START
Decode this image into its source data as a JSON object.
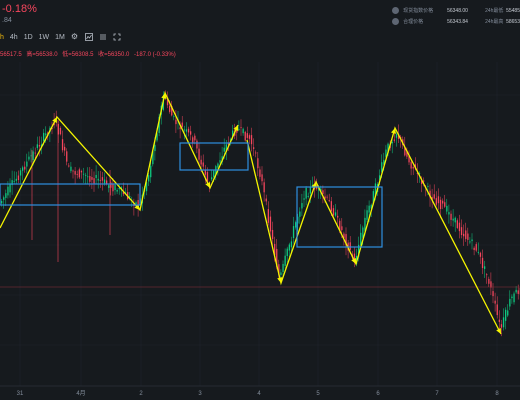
{
  "header": {
    "change_pct": "-0.18%",
    "sub_value": ".84",
    "toolbar": [
      {
        "label": "h",
        "active": true
      },
      {
        "label": "4h",
        "active": false
      },
      {
        "label": "1D",
        "active": false
      },
      {
        "label": "1W",
        "active": false
      },
      {
        "label": "1M",
        "active": false
      }
    ],
    "ohlc": [
      "56517.5",
      "高=56538.0",
      "低=56308.5",
      "收=56350.0",
      "-187.0 (-0.33%)"
    ]
  },
  "stats": [
    {
      "label": "现货指数价格",
      "value": "56348.00",
      "label2": "24h最低",
      "value2": "55485"
    },
    {
      "label": "合理价格",
      "value": "56343.84",
      "label2": "24h最高",
      "value2": "58653"
    }
  ],
  "colors": {
    "background": "#161a1e",
    "up": "#0ecb81",
    "down": "#f6465d",
    "annotation_line": "#f5f500",
    "annotation_box": "#2f8fe0",
    "price_line": "#8b2f3a"
  },
  "chart_data": {
    "type": "candlestick",
    "x_tick_labels": [
      "31",
      "4月",
      "2",
      "3",
      "4",
      "5",
      "6",
      "7",
      "8"
    ],
    "grid": true,
    "horizontal_price_line": true,
    "annotations": {
      "zigzag_lines": 2,
      "boxes": 3
    }
  }
}
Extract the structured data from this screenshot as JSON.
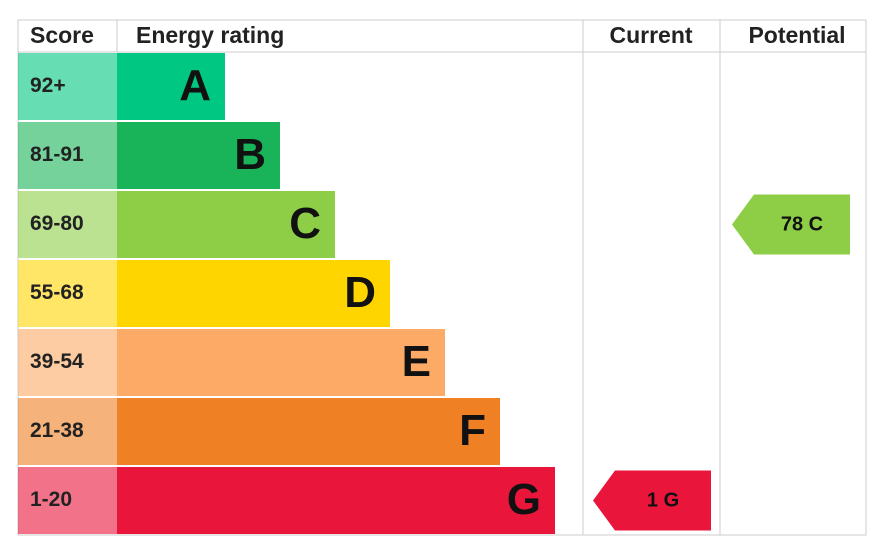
END
**Problem to work on**
Extract all the entries word for word; omit any pictures.

**Complete answer**
Decode this image into its source data as a JSON object.
{
  "header": {
    "change_pct": "-0.18%",
    "sub_value": ".84",
    "toolbar": [
      {
        "label": "h",
        "active": true
      },
      {
        "label": "4h",
        "active": false
      },
      {
        "label": "1D",
        "active": false
      },
      {
        "label": "1W",
        "active": false
      },
      {
        "label": "1M",
        "active": false
      }
    ],
    "ohlc": [
      "56517.5",
      "高=56538.0",
      "低=56308.5",
      "收=56350.0",
      "-187.0 (-0.33%)"
    ]
  },
  "stats": [
    {
      "label": "现货指数价格",
      "value": "56348.00",
      "label2": "24h最低",
      "value2": "55485"
    },
    {
      "label": "合理价格",
      "value": "56343.84",
      "label2": "24h最高",
      "value2": "58653"
    }
  ],
  "colors": {
    "background": "#161a1e",
    "up": "#0ecb81",
    "down": "#f6465d",
    "annotation_line": "#f5f500",
    "annotation_box": "#2f8fe0",
    "price_line": "#8b2f3a"
  },
  "chart_data": {
    "type": "candlestick",
    "x_tick_labels": [
      "31",
      "4月",
      "2",
      "3",
      "4",
      "5",
      "6",
      "7",
      "8"
    ],
    "grid": true,
    "horizontal_price_line": true,
    "annotations": {
      "zigzag_lines": 2,
      "boxes": 3
    }
  }
}
Extract the structured data from this screenshot as JSON.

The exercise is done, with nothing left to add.